## Task prompt
Keep only the lines of the data below that contain "SDTVAR", and copy them.

┌────────

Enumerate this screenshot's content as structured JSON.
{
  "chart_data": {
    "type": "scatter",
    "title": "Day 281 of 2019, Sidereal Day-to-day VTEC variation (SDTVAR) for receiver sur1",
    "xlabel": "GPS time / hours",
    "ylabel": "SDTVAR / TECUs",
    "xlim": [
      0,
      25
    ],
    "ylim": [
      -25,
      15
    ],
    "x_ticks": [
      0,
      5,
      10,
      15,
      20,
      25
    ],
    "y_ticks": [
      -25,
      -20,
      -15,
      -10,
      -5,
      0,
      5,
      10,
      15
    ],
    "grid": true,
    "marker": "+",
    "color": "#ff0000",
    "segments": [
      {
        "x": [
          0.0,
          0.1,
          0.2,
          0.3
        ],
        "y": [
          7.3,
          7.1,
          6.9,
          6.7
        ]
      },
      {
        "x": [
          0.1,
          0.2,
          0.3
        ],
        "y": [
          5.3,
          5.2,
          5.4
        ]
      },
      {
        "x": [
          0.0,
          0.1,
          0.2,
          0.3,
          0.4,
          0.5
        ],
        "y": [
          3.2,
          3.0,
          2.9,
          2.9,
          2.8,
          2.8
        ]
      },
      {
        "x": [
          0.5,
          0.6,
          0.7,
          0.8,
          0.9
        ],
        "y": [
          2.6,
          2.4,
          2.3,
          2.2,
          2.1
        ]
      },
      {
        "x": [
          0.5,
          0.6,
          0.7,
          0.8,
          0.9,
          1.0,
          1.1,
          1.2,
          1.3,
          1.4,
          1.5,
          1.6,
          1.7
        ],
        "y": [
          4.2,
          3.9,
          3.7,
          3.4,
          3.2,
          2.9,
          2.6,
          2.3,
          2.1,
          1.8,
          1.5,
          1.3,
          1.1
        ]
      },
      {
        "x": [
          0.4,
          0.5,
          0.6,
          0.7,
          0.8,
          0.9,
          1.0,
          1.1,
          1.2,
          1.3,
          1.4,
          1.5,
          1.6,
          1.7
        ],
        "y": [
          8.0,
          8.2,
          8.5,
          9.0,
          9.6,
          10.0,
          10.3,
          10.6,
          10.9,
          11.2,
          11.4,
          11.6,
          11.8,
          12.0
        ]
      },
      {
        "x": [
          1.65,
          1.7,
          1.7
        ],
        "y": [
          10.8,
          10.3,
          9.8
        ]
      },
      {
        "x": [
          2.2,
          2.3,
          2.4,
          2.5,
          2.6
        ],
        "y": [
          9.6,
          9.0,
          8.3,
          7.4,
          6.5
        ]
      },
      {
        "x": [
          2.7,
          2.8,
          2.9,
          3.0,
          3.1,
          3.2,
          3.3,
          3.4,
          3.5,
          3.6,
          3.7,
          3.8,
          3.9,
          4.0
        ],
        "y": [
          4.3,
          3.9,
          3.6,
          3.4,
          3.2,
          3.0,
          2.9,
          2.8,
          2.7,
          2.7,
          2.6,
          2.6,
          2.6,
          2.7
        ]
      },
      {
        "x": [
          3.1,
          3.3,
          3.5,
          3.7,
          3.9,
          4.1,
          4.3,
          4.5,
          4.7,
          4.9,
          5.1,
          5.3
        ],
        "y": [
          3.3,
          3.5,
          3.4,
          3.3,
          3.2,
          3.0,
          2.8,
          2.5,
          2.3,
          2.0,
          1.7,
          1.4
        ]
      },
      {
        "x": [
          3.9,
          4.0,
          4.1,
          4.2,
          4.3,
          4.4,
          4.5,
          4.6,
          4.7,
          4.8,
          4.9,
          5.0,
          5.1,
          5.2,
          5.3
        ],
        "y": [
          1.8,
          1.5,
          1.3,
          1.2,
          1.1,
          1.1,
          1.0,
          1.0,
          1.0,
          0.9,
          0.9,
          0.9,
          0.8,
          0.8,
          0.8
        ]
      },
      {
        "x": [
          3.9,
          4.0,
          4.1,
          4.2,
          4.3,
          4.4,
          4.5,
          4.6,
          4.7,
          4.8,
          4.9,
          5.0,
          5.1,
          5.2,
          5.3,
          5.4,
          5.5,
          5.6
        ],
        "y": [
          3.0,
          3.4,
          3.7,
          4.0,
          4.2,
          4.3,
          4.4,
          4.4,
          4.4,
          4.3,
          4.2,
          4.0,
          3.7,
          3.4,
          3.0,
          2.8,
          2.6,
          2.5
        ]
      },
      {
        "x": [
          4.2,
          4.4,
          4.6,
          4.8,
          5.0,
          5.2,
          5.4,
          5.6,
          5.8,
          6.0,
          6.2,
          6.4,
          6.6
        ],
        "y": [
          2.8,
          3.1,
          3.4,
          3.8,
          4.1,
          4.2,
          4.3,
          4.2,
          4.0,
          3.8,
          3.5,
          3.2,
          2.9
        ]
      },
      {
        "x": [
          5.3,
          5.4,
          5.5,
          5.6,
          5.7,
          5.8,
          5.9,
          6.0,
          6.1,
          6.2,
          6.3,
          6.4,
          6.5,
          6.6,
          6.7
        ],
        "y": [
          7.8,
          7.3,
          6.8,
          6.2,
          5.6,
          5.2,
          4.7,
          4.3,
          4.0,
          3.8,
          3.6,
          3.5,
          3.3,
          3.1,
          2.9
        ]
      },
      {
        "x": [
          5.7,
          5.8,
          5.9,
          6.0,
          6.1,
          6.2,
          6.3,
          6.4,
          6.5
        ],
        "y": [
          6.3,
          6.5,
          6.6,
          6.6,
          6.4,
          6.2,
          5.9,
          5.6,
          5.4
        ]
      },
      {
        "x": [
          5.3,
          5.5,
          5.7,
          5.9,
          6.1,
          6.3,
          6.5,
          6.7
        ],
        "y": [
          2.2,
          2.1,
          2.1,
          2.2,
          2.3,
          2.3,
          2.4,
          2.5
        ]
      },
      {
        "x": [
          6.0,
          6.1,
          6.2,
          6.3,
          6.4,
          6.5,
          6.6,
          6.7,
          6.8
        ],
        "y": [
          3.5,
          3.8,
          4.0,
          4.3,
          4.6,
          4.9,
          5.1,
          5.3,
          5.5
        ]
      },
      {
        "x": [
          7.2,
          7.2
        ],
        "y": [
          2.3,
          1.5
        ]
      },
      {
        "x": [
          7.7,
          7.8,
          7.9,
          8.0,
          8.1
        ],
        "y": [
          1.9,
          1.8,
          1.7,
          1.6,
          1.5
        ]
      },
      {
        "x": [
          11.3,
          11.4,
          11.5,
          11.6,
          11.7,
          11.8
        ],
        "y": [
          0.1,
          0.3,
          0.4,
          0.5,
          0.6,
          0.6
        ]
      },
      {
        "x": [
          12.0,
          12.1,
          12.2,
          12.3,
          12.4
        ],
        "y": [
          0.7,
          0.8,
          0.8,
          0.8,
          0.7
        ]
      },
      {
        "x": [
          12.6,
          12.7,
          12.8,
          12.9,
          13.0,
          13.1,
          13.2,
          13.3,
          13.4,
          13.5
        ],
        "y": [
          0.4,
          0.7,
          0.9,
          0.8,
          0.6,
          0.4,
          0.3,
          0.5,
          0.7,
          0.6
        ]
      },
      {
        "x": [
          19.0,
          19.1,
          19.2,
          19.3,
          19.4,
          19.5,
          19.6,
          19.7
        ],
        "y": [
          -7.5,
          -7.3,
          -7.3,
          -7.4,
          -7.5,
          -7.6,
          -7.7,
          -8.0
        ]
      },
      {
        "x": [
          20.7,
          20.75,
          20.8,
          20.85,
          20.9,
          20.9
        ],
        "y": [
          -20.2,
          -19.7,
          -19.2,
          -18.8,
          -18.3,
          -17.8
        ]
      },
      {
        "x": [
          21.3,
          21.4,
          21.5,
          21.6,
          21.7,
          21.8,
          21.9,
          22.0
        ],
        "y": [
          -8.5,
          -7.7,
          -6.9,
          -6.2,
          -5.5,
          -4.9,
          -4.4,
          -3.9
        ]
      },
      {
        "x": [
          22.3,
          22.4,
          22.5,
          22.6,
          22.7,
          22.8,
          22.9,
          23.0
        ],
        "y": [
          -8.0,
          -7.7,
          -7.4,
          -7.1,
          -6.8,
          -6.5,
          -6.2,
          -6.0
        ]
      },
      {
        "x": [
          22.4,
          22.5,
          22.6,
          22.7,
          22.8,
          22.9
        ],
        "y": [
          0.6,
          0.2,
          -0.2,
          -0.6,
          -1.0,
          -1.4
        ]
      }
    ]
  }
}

└────────

## Correct output
    "title": "Day 281 of 2019, Sidereal Day-to-day VTEC variation (SDTVAR) for receiver sur1",
    "ylabel": "SDTVAR / TECUs",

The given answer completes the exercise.